▸ **WHAT NEEDS TO BE DONE**: Select and copy out every line in the records containing "Fixed".

#### EXCERPTED RECORDS ####

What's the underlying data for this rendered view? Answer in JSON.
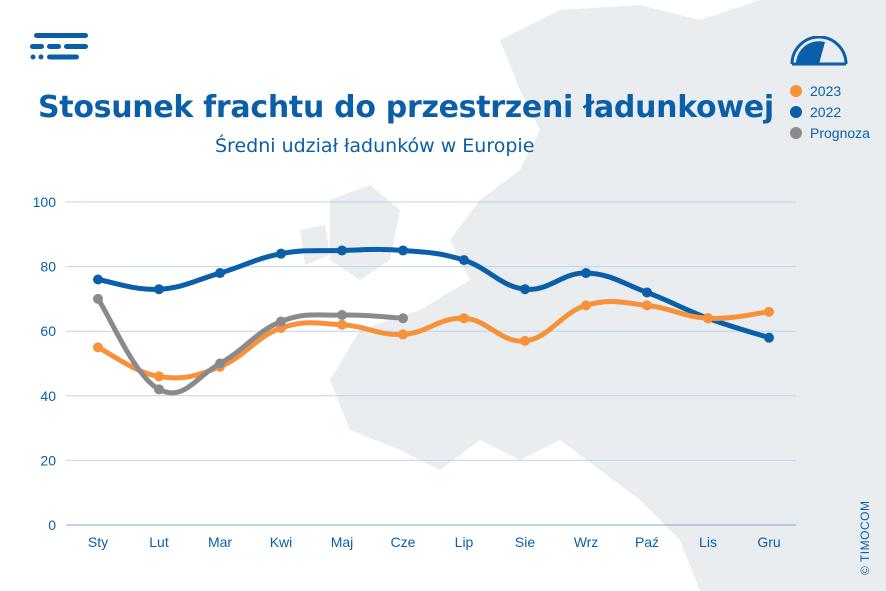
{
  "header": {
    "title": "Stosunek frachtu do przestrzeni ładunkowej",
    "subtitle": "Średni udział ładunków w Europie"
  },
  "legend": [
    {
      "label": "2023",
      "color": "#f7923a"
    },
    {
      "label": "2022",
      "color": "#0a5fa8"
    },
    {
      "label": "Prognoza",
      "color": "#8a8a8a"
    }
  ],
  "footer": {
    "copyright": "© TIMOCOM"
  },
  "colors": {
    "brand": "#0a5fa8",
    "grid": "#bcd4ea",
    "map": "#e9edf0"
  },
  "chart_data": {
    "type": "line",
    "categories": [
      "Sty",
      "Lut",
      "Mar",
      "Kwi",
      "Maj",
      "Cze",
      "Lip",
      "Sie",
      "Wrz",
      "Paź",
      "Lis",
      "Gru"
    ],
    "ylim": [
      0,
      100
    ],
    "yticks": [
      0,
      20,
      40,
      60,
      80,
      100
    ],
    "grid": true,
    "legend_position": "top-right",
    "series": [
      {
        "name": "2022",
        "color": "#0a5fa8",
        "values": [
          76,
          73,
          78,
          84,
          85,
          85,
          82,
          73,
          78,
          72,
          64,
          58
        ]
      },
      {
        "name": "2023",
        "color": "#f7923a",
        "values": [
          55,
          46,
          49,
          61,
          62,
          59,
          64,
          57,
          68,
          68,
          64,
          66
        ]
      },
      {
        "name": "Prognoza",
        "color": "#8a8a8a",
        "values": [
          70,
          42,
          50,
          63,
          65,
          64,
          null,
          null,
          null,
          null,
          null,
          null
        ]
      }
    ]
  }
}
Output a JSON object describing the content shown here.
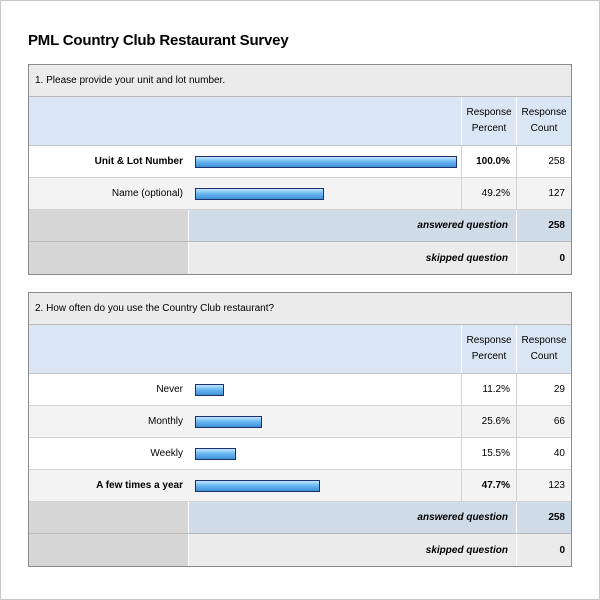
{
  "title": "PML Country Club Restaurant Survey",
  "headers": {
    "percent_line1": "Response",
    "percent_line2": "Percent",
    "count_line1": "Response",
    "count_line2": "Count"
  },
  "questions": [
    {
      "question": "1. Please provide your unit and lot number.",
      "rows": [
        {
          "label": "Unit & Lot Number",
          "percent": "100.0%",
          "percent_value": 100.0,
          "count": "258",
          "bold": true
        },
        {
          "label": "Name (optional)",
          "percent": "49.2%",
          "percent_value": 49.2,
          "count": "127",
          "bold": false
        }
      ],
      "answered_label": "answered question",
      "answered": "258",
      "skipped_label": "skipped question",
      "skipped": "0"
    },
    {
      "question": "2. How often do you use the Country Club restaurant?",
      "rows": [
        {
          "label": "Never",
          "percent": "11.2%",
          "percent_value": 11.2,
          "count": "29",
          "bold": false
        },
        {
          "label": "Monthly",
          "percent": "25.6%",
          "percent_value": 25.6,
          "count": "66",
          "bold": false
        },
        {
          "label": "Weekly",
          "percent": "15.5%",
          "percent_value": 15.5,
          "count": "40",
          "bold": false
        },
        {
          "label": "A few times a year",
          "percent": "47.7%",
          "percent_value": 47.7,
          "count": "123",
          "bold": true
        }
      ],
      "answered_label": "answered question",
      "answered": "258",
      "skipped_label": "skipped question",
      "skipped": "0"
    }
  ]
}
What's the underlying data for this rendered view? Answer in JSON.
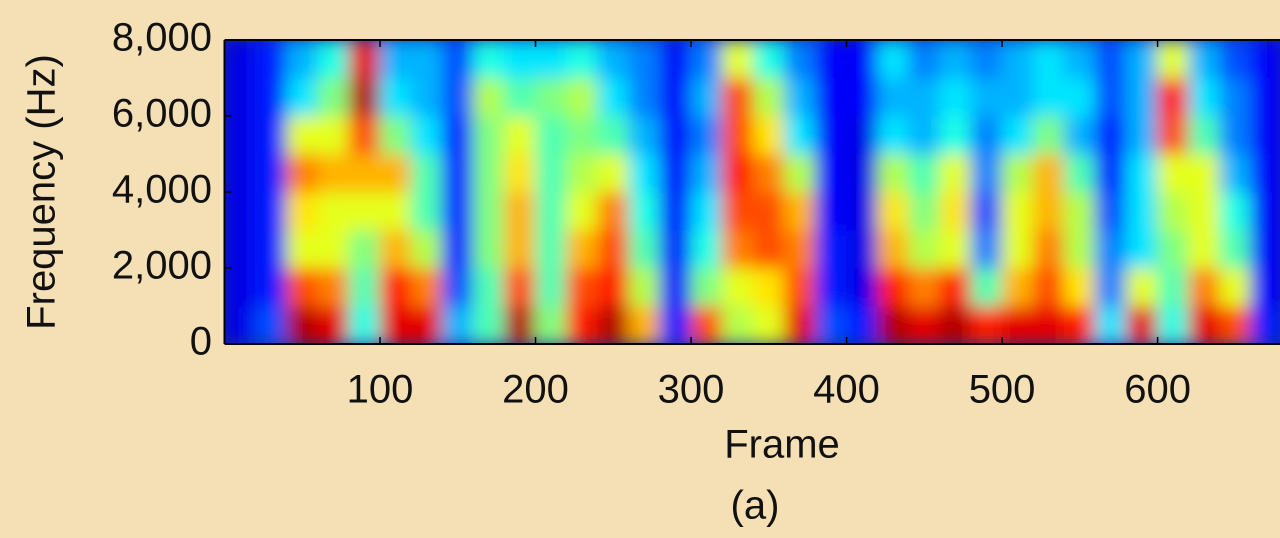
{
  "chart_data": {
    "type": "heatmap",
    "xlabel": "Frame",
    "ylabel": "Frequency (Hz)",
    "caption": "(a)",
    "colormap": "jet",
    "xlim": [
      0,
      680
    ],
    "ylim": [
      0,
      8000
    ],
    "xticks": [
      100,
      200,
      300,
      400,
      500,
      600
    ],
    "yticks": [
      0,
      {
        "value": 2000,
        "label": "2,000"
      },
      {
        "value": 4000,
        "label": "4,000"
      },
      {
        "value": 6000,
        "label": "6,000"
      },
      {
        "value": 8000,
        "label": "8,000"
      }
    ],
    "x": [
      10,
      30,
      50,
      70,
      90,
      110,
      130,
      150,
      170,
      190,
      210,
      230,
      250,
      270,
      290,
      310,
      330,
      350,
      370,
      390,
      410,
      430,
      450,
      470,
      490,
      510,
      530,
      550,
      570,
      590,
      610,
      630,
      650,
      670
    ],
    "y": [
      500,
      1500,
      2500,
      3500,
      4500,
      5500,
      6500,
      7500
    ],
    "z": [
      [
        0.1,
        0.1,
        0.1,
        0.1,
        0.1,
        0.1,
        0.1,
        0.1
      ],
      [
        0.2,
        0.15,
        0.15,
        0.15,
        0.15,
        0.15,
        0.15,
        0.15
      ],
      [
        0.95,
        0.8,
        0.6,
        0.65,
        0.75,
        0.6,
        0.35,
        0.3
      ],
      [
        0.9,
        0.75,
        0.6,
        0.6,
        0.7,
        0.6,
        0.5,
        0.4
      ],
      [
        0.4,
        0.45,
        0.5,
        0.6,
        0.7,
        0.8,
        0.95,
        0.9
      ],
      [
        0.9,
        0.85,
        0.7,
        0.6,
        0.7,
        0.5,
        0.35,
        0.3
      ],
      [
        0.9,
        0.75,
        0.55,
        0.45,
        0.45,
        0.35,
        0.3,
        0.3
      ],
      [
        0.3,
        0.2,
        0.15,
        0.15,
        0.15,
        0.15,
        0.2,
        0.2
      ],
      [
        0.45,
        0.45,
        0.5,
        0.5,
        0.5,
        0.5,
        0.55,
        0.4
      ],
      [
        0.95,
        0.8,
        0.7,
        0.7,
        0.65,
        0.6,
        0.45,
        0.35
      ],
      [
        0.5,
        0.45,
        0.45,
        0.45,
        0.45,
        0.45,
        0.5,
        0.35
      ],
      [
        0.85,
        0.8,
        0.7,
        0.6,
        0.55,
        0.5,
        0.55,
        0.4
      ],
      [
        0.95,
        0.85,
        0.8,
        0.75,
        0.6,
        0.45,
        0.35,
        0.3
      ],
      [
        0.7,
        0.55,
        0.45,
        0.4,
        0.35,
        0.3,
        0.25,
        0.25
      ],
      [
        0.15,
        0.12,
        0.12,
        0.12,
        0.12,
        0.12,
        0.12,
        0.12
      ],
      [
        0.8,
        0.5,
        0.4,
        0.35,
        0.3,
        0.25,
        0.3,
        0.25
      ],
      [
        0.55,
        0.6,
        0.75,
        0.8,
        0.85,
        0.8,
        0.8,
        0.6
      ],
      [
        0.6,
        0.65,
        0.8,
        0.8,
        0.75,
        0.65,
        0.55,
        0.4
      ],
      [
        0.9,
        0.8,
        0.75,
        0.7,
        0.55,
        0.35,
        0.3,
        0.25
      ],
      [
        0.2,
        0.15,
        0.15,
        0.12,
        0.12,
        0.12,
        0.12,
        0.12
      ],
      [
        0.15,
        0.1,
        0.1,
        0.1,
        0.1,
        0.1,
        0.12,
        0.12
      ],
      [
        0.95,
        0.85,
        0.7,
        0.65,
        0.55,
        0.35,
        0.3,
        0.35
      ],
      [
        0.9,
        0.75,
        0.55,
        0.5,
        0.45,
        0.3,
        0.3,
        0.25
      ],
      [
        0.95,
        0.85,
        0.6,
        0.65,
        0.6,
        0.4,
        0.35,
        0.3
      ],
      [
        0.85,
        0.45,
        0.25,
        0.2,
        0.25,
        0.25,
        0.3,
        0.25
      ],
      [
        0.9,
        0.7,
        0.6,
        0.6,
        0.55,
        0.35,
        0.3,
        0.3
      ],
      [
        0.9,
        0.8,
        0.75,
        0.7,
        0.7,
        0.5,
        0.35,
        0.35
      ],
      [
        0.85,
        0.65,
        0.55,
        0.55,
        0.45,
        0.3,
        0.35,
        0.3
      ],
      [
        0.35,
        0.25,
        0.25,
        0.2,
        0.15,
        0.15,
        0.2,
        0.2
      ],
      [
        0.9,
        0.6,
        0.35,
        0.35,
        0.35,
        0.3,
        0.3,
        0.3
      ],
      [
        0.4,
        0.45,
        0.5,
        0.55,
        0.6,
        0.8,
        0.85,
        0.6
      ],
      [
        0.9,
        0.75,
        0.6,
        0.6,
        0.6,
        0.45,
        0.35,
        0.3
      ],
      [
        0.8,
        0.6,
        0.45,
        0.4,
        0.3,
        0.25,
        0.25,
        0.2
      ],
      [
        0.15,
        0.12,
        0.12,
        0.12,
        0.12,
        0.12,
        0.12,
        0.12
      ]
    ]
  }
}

####
#### EXCERPTED RECORDS ####

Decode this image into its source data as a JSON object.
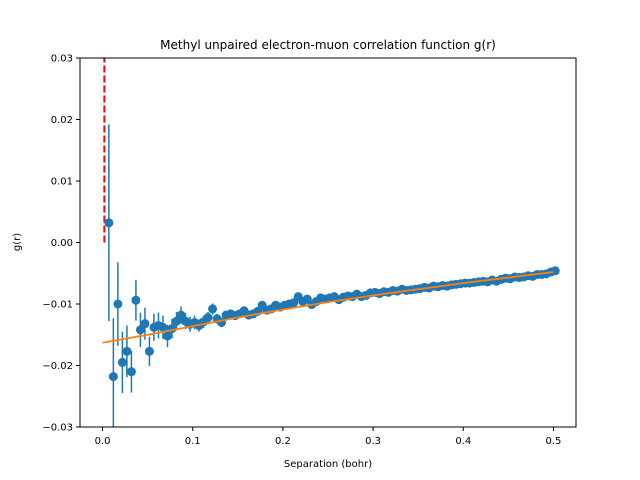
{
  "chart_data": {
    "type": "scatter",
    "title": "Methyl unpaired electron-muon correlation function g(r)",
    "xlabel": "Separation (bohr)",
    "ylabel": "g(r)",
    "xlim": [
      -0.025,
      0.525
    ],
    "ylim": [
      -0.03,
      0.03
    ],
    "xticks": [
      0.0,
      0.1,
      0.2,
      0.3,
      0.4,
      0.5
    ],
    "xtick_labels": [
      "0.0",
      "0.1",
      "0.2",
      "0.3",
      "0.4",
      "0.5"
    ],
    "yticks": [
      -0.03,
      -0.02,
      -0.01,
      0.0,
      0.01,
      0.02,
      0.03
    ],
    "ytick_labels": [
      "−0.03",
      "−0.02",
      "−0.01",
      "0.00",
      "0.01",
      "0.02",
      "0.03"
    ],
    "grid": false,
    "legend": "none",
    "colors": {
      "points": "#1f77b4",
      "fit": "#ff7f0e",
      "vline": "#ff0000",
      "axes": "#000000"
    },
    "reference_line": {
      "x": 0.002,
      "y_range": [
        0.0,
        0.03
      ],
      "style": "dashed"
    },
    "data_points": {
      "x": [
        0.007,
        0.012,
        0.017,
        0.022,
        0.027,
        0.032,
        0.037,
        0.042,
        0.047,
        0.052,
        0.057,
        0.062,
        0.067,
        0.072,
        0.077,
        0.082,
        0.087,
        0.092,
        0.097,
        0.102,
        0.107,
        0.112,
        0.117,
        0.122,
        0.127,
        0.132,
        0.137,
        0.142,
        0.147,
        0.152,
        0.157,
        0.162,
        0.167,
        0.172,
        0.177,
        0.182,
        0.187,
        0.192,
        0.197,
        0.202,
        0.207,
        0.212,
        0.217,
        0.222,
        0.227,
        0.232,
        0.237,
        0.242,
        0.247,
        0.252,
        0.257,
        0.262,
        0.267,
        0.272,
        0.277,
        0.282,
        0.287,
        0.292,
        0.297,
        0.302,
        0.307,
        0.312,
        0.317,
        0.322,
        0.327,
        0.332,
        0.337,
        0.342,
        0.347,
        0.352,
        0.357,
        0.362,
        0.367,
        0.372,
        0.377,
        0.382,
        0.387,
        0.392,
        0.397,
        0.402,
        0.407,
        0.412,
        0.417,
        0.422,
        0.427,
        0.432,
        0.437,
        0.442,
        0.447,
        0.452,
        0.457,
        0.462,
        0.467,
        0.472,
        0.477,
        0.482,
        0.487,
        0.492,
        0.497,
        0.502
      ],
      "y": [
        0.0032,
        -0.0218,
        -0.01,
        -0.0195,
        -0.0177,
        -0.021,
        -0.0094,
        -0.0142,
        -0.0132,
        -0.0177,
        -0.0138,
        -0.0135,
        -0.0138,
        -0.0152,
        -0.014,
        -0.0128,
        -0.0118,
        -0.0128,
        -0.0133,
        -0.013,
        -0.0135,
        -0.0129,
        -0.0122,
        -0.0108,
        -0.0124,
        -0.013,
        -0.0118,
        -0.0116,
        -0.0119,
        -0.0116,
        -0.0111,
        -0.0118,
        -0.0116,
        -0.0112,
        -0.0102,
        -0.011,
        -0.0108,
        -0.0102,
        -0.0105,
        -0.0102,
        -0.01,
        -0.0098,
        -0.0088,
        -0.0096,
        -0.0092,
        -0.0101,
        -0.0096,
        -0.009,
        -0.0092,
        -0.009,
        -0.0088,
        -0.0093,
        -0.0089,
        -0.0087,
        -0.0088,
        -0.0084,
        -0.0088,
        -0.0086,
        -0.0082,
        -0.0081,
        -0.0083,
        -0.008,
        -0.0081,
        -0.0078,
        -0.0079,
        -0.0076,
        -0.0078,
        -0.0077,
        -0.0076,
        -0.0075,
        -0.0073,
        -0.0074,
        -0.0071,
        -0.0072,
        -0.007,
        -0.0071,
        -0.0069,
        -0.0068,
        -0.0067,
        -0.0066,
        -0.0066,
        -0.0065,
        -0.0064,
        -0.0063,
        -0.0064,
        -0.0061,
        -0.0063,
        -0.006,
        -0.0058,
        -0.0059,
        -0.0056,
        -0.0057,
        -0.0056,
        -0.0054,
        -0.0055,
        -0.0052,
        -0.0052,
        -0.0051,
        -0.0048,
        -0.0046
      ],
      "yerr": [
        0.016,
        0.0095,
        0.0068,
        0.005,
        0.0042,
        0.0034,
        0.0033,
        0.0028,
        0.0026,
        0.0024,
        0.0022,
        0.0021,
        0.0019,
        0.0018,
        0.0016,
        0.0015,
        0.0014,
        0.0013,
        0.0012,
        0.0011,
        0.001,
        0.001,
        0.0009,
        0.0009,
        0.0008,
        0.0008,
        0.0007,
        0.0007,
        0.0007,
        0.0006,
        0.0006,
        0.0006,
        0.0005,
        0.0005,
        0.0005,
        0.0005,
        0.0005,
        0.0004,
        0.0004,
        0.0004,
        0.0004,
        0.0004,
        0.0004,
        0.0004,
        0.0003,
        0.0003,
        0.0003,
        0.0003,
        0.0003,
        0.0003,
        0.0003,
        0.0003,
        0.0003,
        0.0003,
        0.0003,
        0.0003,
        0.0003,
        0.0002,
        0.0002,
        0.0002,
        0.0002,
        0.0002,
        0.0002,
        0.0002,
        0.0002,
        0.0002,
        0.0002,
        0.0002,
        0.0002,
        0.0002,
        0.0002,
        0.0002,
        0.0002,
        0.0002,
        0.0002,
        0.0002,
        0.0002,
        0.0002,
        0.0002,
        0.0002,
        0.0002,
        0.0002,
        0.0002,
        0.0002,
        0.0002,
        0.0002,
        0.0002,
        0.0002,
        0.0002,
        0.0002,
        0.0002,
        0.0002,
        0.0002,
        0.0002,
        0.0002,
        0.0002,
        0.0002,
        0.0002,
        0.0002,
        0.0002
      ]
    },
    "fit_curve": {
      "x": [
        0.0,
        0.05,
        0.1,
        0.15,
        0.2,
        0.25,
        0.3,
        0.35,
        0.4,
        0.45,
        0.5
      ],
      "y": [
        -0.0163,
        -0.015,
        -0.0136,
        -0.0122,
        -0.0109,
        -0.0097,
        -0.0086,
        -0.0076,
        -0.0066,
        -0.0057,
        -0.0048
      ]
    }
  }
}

####
#### EXCERPTED RECORDS ####

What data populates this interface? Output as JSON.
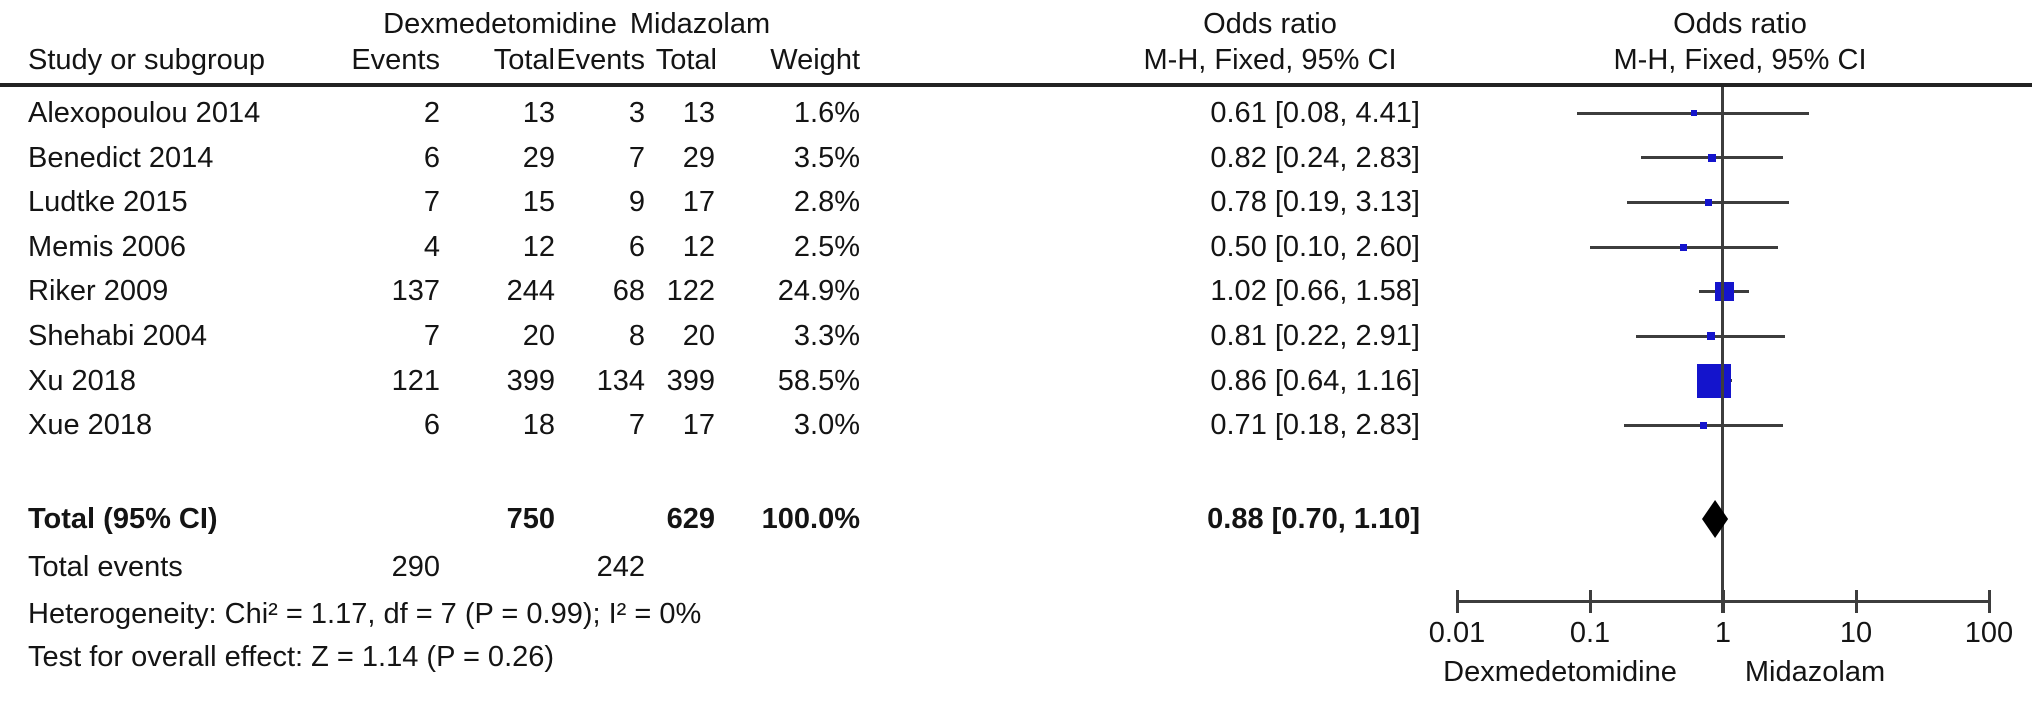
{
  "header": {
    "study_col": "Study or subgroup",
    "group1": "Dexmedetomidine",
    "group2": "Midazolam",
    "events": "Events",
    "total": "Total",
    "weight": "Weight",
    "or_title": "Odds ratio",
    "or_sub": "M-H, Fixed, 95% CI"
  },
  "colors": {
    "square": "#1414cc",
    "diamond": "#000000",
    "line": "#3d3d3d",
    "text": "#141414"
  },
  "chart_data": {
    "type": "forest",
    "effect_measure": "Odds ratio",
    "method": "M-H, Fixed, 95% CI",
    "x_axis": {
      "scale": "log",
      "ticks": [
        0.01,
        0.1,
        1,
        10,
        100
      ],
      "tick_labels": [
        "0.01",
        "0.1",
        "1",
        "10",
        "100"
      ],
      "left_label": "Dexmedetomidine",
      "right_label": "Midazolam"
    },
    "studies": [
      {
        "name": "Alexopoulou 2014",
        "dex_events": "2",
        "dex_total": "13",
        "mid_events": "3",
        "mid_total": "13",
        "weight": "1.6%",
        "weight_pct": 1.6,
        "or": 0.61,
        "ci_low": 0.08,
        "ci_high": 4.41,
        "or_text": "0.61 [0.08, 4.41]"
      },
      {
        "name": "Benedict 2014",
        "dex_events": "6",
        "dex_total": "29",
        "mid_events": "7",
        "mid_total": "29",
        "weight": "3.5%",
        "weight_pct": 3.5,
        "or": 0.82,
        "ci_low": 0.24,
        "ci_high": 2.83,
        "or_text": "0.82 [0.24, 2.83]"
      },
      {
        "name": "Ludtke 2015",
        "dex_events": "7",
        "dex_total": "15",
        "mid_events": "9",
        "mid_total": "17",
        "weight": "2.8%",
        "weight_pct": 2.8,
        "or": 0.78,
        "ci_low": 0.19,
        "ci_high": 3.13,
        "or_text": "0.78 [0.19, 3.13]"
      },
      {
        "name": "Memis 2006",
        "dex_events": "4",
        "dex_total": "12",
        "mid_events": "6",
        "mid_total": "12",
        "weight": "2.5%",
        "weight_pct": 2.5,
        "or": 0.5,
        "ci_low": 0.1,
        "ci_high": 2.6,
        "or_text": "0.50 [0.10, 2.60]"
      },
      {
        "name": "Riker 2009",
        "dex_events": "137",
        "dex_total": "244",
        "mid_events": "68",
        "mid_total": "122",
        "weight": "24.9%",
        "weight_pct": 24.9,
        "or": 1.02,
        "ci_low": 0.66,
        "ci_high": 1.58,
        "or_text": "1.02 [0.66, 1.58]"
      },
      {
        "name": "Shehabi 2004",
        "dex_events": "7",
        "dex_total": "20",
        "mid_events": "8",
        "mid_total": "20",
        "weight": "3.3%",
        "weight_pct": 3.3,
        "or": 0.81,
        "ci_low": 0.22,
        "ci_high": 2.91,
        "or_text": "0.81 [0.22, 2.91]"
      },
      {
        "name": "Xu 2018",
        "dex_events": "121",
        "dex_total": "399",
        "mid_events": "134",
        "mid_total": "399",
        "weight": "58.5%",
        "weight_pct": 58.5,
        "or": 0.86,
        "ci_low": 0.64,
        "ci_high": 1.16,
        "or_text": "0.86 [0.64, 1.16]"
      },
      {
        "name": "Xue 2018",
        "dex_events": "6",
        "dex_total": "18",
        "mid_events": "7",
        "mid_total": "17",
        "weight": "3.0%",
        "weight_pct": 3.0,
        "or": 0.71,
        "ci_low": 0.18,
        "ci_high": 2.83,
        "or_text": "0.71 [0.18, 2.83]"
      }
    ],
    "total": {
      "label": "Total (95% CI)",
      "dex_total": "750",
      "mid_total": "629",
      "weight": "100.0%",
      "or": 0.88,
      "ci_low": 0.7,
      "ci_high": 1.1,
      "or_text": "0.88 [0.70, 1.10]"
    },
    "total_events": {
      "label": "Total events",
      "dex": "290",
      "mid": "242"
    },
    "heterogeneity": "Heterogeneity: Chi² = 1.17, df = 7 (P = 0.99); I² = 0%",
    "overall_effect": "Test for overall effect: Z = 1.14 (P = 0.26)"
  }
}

####

▸ **RESULT FOR THIS TASK**:
    "or_sub": "M-H, Fixed, 95% CI"
    "method": "M-H, Fixed, 95% CI",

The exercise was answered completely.